TASK OBJECTIVE: Count the lines containing "слабая". Give the number alone.

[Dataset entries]
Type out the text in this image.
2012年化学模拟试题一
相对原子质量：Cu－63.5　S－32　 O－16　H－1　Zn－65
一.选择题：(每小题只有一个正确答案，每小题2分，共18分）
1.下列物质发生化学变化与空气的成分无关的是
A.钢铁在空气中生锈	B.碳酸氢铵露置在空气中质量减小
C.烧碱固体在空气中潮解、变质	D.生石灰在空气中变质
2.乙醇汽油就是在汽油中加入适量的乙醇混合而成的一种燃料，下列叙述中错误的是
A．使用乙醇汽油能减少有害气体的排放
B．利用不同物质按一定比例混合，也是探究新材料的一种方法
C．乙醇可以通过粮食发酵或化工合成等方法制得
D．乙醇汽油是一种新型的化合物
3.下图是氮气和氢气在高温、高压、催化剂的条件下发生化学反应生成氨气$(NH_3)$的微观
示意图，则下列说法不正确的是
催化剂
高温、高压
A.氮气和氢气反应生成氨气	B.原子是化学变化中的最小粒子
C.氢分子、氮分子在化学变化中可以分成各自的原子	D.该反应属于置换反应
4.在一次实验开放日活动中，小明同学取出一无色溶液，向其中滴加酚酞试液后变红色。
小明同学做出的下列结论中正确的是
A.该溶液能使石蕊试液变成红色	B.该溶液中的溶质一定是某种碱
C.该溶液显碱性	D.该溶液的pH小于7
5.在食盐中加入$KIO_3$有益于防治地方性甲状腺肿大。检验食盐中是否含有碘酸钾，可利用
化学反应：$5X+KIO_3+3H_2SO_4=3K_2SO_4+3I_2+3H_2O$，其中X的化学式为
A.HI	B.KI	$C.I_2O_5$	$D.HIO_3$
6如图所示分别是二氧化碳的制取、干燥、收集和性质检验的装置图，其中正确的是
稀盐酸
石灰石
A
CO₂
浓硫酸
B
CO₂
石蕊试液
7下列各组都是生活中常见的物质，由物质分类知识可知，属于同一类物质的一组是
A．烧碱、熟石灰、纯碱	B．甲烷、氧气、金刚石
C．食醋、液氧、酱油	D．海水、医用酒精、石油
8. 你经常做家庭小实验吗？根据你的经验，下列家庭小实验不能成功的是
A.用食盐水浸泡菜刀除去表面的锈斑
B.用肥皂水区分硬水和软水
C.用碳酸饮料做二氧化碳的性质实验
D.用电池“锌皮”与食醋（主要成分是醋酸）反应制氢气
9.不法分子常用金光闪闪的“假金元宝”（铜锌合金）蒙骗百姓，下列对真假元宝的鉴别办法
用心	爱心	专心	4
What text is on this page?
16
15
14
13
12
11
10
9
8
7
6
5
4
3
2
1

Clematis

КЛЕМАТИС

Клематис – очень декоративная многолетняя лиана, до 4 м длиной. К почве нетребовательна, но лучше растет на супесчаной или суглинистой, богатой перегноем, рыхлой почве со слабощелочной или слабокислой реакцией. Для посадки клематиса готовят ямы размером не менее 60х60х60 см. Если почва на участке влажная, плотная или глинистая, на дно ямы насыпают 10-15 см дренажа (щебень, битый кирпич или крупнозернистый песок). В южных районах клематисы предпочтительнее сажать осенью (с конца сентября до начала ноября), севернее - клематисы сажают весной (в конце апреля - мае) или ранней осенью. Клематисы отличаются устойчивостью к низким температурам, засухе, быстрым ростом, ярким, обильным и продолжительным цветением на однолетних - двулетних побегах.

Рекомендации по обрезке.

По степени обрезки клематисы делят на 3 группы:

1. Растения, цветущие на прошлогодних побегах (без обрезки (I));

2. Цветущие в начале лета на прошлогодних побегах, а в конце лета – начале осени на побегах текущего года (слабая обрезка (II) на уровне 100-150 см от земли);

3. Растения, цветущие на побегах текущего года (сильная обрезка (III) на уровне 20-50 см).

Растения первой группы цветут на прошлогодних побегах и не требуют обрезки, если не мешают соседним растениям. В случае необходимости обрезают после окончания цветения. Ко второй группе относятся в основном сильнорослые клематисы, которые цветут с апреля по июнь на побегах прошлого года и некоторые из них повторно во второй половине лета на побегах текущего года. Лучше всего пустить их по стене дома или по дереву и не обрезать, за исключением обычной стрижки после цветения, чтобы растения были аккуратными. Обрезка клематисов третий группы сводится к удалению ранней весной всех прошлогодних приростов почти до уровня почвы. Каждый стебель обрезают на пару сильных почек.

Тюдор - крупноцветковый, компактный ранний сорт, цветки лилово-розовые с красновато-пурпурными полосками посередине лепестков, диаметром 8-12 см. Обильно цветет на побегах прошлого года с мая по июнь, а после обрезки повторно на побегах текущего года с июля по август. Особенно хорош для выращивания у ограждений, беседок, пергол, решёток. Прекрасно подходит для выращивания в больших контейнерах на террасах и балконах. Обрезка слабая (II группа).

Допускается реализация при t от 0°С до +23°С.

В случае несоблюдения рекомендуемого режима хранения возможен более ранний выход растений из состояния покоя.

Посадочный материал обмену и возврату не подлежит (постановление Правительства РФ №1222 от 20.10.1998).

THE SOLUTION: 2